Raw records:

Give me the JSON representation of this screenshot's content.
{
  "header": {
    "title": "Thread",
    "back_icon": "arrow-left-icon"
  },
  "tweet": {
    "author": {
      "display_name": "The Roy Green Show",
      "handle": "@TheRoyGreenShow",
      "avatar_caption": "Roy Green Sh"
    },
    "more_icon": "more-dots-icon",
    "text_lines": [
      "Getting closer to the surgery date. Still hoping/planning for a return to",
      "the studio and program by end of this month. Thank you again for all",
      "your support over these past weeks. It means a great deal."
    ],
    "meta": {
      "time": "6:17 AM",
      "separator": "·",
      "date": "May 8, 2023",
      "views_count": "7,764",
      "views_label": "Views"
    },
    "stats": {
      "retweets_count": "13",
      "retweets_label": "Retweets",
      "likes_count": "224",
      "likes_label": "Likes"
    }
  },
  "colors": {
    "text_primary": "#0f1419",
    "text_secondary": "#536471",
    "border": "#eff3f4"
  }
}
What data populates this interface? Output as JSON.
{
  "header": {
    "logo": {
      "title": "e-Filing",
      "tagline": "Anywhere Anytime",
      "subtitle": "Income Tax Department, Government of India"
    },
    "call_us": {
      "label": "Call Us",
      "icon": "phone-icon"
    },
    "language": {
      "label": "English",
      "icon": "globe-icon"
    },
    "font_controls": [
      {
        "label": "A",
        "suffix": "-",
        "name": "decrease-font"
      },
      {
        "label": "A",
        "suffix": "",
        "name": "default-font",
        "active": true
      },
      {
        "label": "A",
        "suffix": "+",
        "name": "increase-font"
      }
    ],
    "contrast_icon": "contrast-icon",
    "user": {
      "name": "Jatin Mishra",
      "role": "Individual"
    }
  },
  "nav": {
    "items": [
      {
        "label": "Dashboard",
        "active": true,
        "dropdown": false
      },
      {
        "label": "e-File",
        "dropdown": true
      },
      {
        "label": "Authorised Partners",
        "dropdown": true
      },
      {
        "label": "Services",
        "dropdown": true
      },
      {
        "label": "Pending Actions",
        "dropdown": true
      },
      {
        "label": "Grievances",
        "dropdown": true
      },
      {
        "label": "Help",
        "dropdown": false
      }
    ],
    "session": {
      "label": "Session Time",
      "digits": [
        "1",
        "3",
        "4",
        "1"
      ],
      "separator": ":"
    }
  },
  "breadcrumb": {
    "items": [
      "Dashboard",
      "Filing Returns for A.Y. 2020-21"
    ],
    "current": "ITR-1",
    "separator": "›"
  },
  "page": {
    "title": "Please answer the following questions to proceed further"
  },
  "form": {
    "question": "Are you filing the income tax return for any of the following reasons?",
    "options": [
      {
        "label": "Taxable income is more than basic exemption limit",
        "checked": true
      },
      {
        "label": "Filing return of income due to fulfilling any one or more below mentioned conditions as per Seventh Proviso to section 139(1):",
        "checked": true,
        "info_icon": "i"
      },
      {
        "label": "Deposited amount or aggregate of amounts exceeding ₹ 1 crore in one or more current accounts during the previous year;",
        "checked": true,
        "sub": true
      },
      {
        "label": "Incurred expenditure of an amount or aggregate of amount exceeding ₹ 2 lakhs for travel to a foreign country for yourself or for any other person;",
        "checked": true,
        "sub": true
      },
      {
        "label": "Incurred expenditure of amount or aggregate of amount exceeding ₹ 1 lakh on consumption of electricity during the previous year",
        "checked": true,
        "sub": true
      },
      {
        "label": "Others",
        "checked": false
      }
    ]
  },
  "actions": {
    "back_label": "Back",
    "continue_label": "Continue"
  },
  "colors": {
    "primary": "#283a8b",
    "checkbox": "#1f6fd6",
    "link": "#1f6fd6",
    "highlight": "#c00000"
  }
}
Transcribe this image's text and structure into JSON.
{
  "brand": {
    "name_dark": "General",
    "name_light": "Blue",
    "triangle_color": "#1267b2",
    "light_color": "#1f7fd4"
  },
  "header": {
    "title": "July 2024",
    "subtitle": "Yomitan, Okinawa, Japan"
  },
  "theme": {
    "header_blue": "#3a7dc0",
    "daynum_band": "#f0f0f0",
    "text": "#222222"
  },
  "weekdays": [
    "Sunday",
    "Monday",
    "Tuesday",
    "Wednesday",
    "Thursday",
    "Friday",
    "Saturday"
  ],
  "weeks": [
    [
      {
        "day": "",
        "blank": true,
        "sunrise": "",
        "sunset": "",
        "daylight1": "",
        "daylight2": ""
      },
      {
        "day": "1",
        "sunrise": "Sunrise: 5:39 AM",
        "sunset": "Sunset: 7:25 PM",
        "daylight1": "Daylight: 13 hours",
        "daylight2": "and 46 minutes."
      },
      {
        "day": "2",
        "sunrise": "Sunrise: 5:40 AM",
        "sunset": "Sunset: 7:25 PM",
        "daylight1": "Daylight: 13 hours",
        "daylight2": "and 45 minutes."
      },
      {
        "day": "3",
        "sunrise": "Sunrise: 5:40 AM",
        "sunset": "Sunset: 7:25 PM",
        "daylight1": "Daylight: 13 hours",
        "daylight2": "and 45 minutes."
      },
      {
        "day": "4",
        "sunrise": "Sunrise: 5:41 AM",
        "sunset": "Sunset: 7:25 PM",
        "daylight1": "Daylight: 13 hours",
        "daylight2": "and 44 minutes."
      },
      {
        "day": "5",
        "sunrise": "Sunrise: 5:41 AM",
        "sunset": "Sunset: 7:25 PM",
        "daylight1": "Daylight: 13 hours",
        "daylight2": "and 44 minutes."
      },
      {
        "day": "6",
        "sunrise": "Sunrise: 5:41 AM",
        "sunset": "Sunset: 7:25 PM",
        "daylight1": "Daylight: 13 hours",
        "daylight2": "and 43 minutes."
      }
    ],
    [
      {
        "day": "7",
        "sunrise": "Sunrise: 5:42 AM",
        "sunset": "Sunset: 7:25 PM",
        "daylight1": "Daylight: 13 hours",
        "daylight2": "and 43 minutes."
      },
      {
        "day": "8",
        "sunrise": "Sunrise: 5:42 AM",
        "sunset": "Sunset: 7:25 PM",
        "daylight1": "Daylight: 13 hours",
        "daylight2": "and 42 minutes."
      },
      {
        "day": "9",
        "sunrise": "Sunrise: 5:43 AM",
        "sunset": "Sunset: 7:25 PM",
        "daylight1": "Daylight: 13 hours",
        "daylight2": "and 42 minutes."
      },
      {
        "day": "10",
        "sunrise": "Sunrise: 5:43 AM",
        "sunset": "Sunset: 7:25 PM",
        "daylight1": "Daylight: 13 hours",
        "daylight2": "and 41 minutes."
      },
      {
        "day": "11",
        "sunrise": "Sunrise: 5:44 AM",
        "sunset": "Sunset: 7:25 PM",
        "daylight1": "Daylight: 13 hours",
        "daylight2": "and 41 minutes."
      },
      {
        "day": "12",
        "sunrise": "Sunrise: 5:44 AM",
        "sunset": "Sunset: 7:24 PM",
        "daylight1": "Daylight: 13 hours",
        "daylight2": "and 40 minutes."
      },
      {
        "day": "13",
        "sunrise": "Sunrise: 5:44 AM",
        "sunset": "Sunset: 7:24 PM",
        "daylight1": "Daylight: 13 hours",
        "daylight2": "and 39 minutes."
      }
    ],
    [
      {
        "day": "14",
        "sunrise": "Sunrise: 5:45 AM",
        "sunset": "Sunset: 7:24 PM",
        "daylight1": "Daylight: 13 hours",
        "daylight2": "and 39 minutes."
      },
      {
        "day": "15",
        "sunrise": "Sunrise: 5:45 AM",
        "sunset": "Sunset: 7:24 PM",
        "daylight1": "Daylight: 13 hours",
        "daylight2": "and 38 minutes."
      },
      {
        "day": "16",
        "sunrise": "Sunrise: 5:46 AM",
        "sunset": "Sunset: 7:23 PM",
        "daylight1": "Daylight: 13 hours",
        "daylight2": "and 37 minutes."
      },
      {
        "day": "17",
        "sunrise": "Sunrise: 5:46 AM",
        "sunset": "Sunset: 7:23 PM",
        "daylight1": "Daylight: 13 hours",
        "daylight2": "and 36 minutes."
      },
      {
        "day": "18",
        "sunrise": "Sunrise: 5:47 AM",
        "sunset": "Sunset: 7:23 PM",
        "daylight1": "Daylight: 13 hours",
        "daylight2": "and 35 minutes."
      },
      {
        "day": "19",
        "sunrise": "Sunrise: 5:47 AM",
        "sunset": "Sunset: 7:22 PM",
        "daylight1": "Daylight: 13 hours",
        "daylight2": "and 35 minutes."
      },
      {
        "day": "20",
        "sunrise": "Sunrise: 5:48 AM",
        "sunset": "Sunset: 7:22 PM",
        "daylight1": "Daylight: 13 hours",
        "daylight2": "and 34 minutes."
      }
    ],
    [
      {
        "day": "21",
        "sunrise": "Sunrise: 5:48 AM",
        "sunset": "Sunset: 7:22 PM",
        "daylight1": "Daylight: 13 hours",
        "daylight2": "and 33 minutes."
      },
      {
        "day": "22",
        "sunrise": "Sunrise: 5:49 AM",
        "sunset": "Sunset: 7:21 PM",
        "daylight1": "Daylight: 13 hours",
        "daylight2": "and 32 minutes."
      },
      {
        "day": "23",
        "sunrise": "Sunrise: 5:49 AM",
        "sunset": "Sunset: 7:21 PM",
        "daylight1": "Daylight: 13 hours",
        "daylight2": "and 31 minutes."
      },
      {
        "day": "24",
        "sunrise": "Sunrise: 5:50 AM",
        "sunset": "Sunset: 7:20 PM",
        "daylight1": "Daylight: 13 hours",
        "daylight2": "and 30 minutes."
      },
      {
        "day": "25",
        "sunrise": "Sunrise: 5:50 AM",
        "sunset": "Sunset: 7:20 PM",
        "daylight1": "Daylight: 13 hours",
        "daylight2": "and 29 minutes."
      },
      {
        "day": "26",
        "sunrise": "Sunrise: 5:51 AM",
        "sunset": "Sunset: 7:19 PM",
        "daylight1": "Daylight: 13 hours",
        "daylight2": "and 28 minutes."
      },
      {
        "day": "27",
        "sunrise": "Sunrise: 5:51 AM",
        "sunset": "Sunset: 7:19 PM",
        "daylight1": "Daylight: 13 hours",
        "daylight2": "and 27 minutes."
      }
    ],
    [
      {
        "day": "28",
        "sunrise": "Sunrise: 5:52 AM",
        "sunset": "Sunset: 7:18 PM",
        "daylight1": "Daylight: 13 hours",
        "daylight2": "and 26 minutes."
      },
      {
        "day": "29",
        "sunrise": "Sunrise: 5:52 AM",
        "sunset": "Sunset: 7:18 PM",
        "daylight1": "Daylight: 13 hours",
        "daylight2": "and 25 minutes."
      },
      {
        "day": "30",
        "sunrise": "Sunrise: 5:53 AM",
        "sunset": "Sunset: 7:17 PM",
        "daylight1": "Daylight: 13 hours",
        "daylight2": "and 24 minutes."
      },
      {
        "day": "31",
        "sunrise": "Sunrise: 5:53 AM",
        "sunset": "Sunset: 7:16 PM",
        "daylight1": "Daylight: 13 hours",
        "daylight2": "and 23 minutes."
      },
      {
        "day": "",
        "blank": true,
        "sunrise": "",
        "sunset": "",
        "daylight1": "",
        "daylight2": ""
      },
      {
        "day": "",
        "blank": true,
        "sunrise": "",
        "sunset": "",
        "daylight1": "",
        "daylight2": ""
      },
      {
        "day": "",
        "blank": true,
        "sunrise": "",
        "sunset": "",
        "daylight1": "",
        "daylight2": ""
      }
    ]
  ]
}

Stated exercise: Look above for every line with the word "weeks" and copy it.

Full output:
      "your support over these past weeks. It means a great deal."
  "weeks": [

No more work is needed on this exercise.